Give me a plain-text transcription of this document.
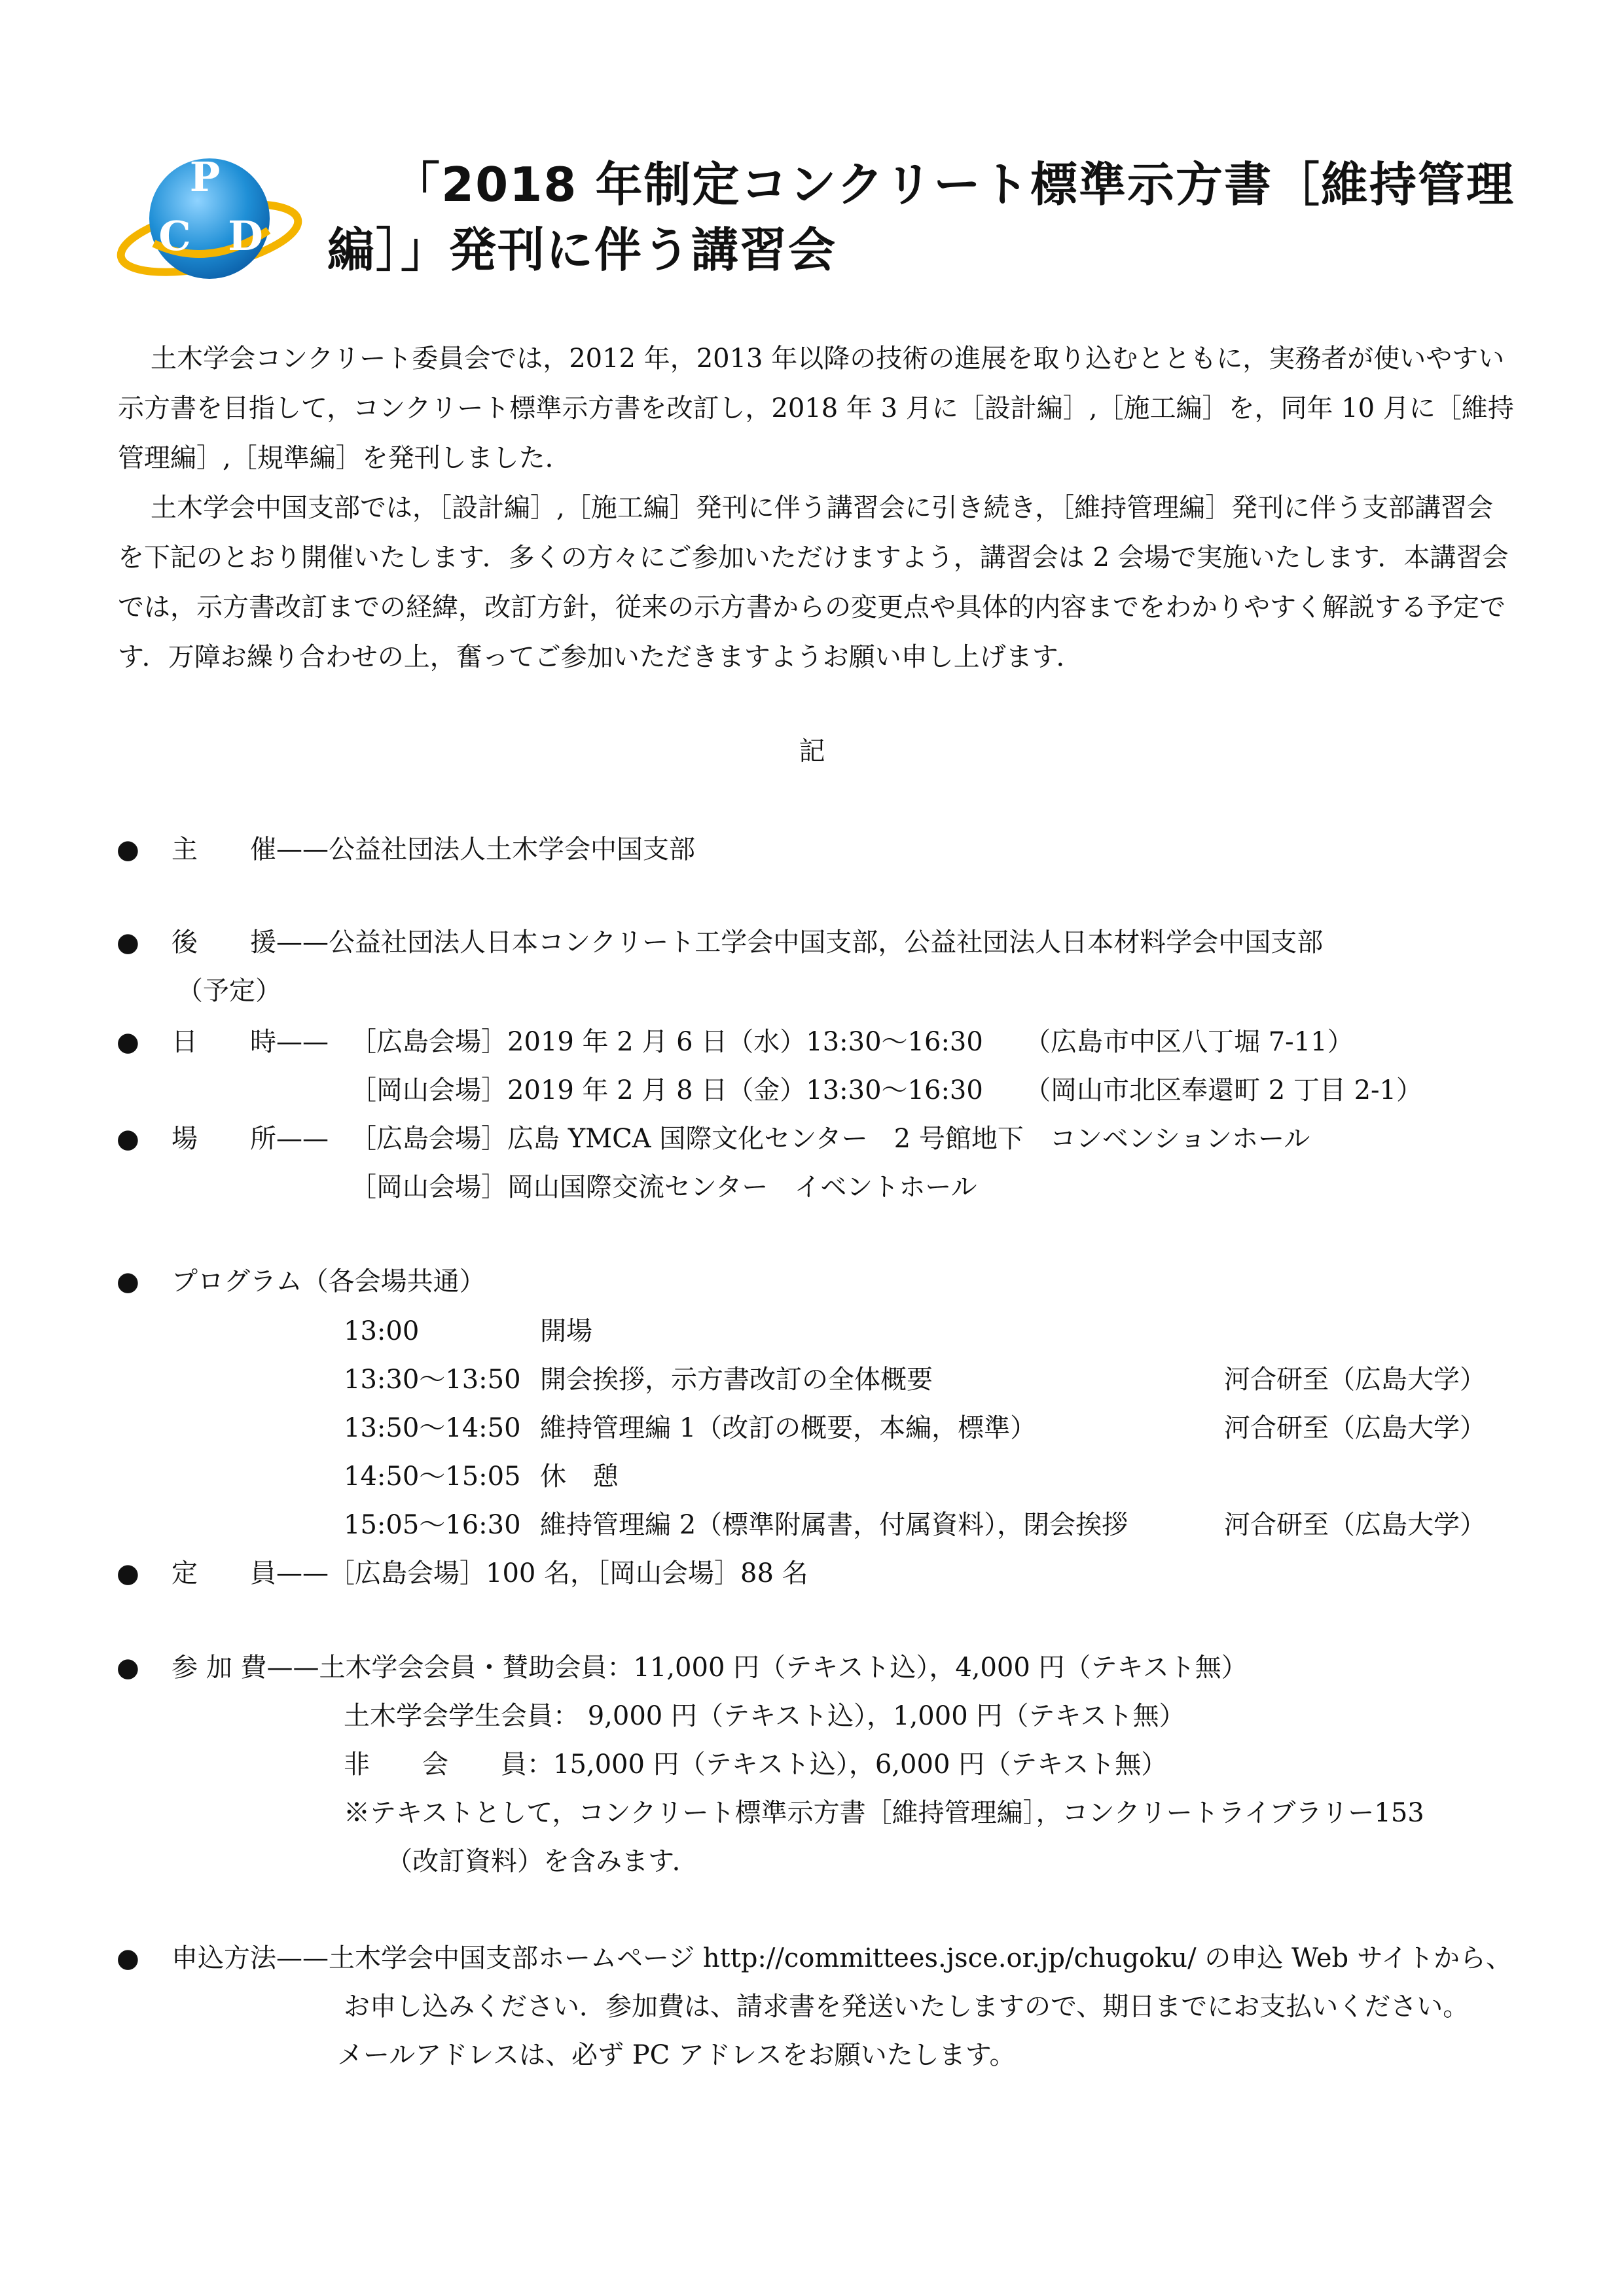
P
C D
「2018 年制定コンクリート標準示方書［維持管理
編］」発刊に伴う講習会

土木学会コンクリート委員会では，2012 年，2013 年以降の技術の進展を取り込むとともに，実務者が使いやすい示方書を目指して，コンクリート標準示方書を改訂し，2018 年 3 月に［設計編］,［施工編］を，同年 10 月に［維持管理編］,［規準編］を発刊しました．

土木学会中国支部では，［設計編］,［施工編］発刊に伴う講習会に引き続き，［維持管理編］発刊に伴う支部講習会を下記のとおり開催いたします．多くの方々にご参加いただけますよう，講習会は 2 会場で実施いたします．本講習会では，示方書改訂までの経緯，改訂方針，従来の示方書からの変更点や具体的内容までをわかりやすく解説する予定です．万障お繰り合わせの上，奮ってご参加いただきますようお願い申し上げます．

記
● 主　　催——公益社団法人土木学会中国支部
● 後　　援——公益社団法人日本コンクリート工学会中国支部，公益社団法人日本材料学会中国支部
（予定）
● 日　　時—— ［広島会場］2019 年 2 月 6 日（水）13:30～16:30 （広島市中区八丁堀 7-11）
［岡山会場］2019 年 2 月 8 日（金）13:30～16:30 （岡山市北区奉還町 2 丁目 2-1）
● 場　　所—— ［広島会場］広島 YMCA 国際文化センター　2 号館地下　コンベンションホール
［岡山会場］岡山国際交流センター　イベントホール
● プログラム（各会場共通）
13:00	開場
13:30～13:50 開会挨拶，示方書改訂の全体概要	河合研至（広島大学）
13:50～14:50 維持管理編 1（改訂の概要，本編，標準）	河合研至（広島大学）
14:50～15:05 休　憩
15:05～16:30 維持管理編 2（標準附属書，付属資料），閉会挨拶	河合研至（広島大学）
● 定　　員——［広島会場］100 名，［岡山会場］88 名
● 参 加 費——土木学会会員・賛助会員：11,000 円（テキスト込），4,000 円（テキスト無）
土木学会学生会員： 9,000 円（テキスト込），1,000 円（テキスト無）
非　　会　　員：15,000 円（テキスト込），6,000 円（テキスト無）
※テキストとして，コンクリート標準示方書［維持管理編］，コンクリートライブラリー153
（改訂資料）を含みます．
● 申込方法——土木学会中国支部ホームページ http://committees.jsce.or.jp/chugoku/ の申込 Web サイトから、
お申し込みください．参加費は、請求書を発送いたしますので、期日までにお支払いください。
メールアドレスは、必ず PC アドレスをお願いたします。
______
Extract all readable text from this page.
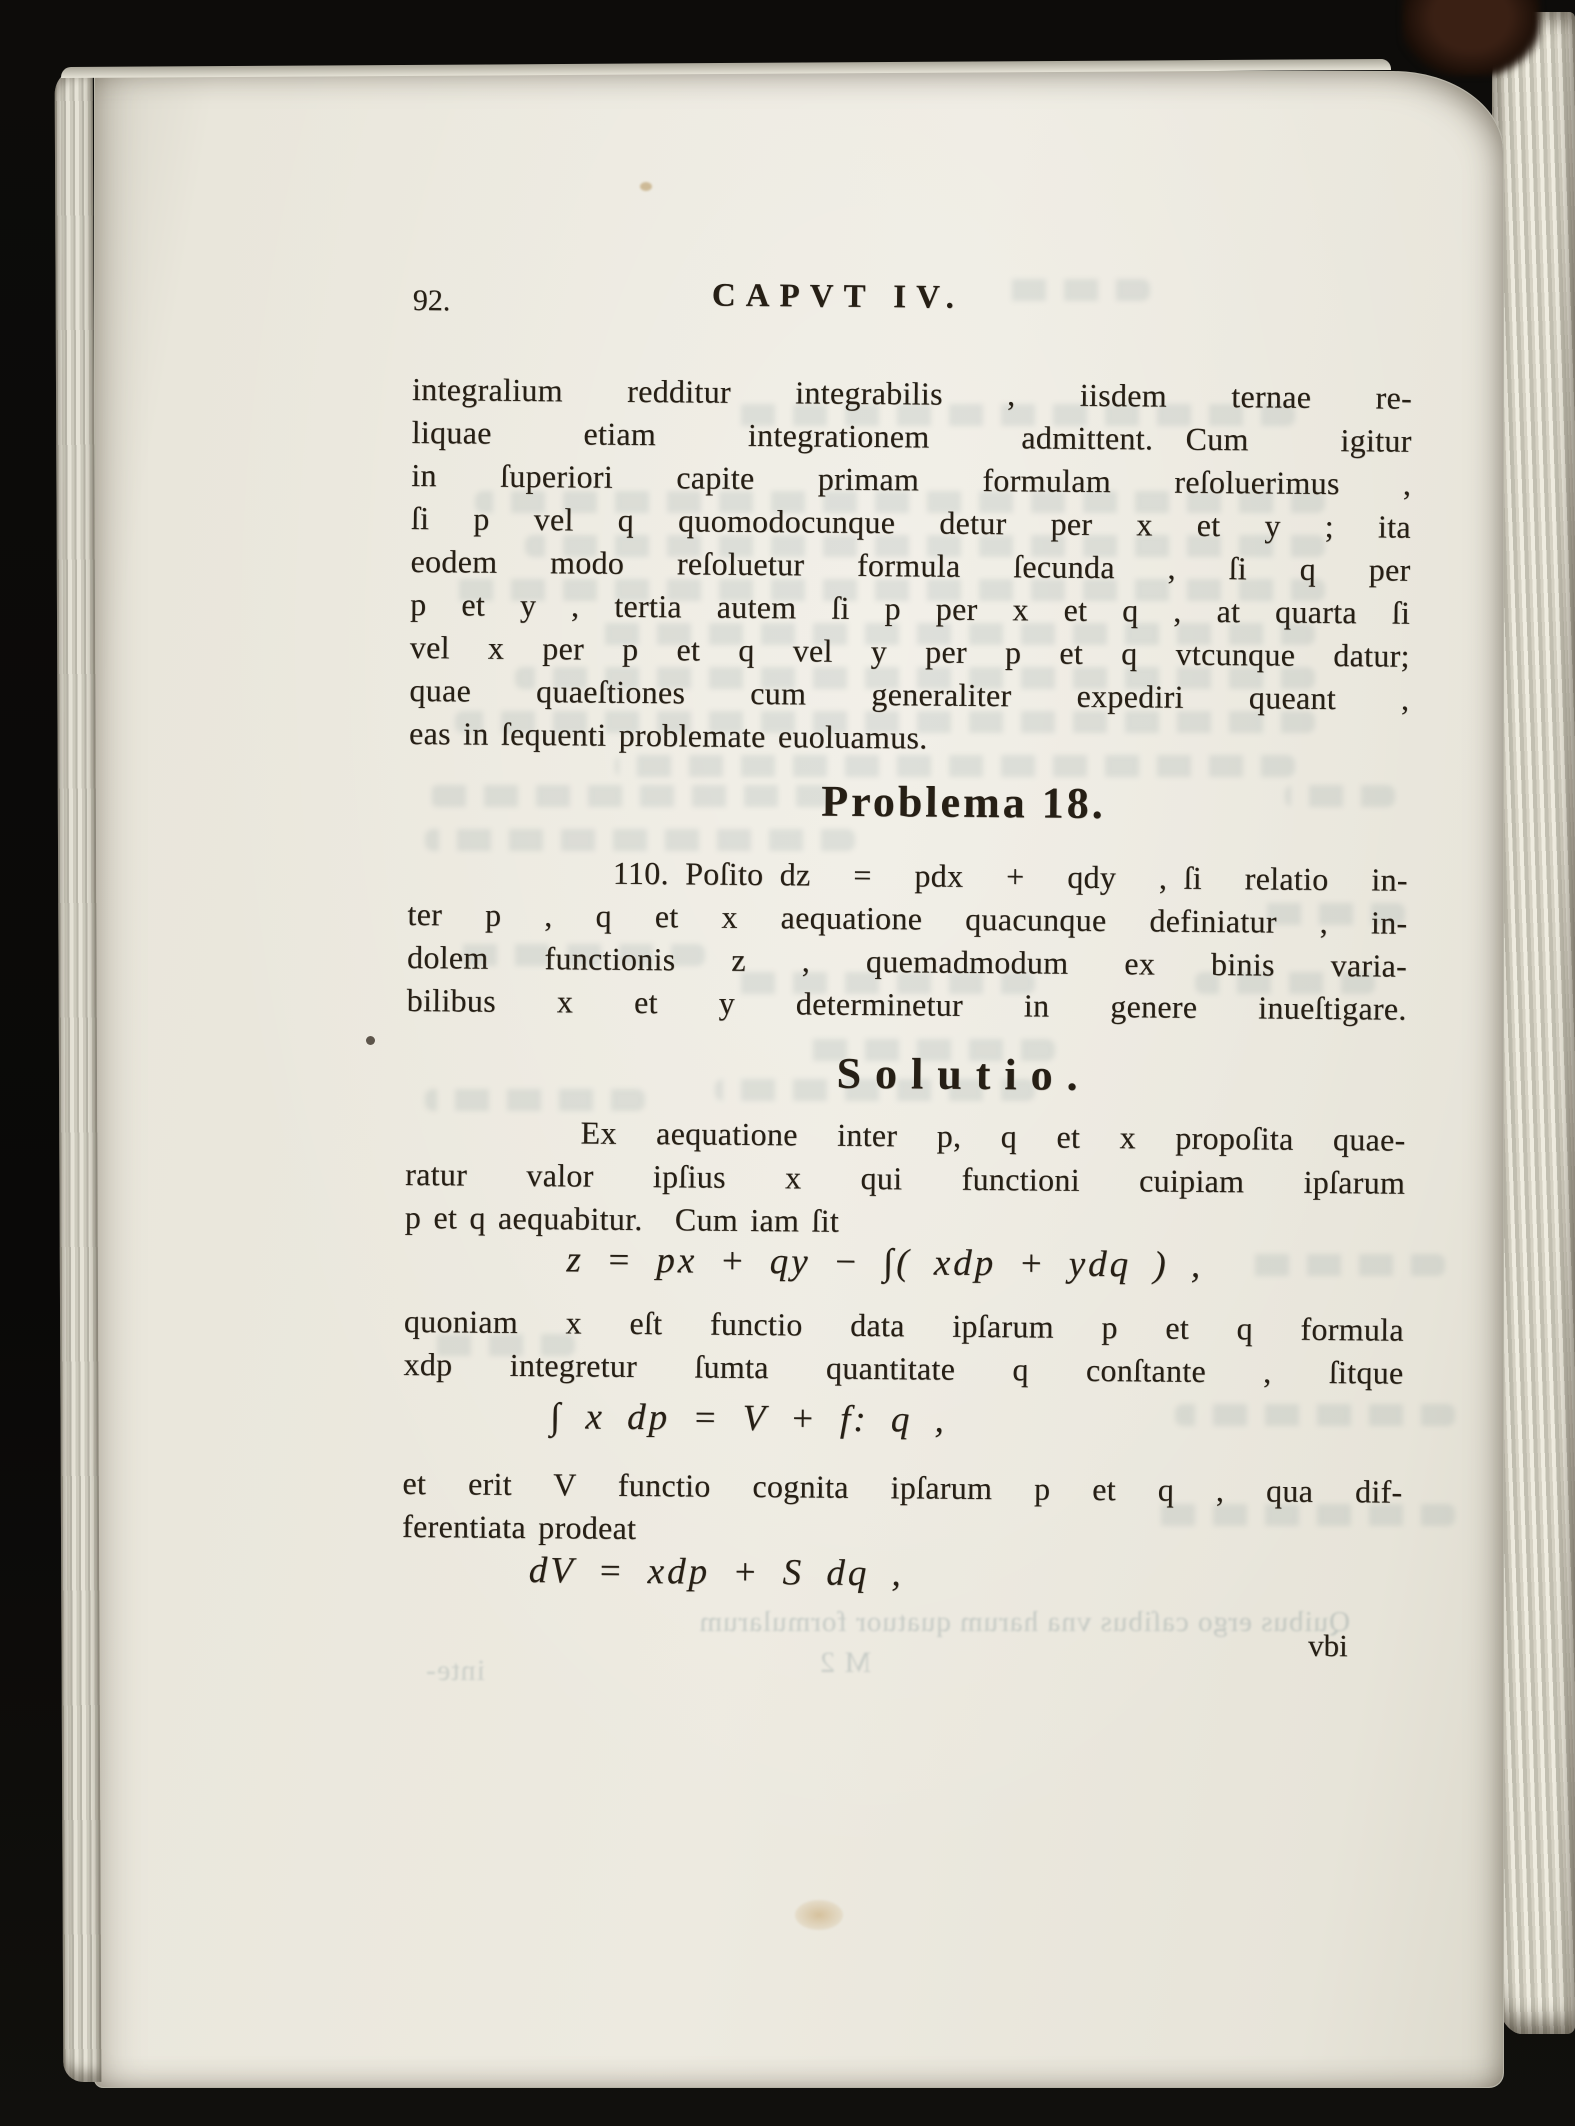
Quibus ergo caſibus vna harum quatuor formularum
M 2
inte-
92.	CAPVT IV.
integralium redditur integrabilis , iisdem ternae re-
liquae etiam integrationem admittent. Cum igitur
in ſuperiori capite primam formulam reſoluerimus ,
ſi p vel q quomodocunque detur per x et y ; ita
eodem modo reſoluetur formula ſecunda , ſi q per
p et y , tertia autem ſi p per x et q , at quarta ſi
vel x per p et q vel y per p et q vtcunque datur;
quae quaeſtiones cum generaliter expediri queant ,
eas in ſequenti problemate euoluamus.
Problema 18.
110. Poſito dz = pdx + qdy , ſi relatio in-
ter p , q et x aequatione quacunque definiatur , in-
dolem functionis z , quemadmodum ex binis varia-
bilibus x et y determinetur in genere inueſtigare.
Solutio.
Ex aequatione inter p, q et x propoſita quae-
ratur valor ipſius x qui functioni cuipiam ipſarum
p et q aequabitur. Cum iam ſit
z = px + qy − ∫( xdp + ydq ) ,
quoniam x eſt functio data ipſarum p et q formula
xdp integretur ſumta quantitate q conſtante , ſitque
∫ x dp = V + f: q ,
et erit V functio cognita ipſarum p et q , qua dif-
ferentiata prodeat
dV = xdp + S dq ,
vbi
______
(Challenge) Of the lines in the material, how many hold the word "維持管理編"? Reply with the number only.

(Reply to the exercise) 5